**SUPPLIED ENTRIES:**

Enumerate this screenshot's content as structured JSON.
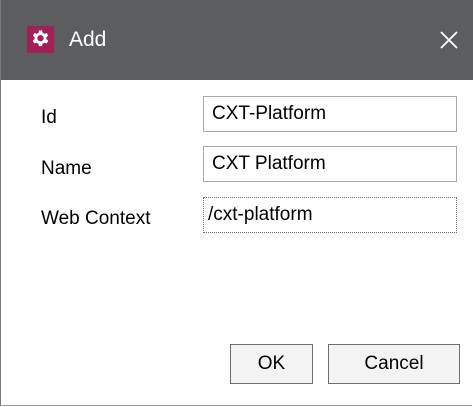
{
  "dialog": {
    "title": "Add",
    "title_icon": "gear-icon",
    "close_icon": "close-icon",
    "titlebar_color": "#5b5d5f",
    "icon_color": "#a21f58"
  },
  "form": {
    "fields": [
      {
        "label": "Id",
        "value": "CXT-Platform"
      },
      {
        "label": "Name",
        "value": "CXT Platform"
      },
      {
        "label": "Web Context",
        "value": "/cxt-platform"
      }
    ]
  },
  "buttons": {
    "ok_label": "OK",
    "cancel_label": "Cancel"
  }
}
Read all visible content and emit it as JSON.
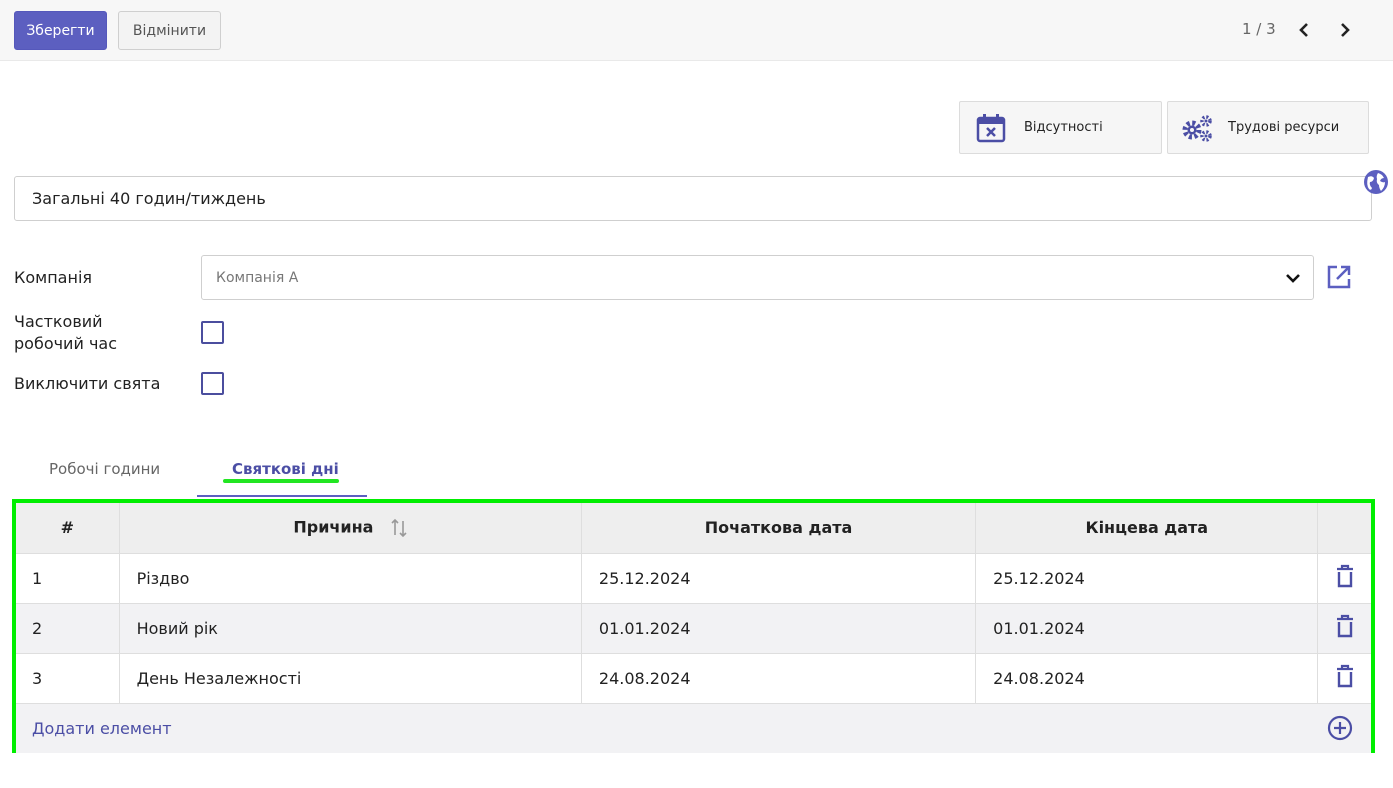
{
  "toolbar": {
    "save_label": "Зберегти",
    "discard_label": "Відмінити",
    "pager": "1 / 3"
  },
  "smart_buttons": {
    "absences_label": "Відсутності",
    "resources_label": "Трудові ресурси"
  },
  "form": {
    "name_value": "Загальні 40 годин/тиждень",
    "company_label": "Компанія",
    "company_value": "Компанія А",
    "part_time_label": "Частковий робочий час",
    "exclude_holidays_label": "Виключити свята",
    "part_time_checked": false,
    "exclude_holidays_checked": false
  },
  "tabs": [
    {
      "label": "Робочі години",
      "active": false
    },
    {
      "label": "Святкові дні",
      "active": true
    }
  ],
  "table": {
    "headers": [
      "#",
      "Причина",
      "Початкова дата",
      "Кінцева дата"
    ],
    "rows": [
      {
        "num": "1",
        "reason": "Різдво",
        "start": "25.12.2024",
        "end": "25.12.2024"
      },
      {
        "num": "2",
        "reason": "Новий рік",
        "start": "01.01.2024",
        "end": "01.01.2024"
      },
      {
        "num": "3",
        "reason": "День Незалежності",
        "start": "24.08.2024",
        "end": "24.08.2024"
      }
    ],
    "add_label": "Додати елемент"
  },
  "colors": {
    "accent": "#5c5fc0",
    "link": "#4b4ea5",
    "highlight": "#00ee00"
  },
  "icons": [
    "chevron-left-icon",
    "chevron-right-icon",
    "calendar-x-icon",
    "gears-icon",
    "globe-icon",
    "chevron-down-icon",
    "external-link-icon",
    "sort-icon",
    "trash-icon",
    "plus-circle-icon"
  ]
}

**DO THIS:**
Each line above that includes "Компанія" should be shown.

**ANSWER TO THE EXERCISE:**
    "company_label": "Компанія",
    "company_value": "Компанія А",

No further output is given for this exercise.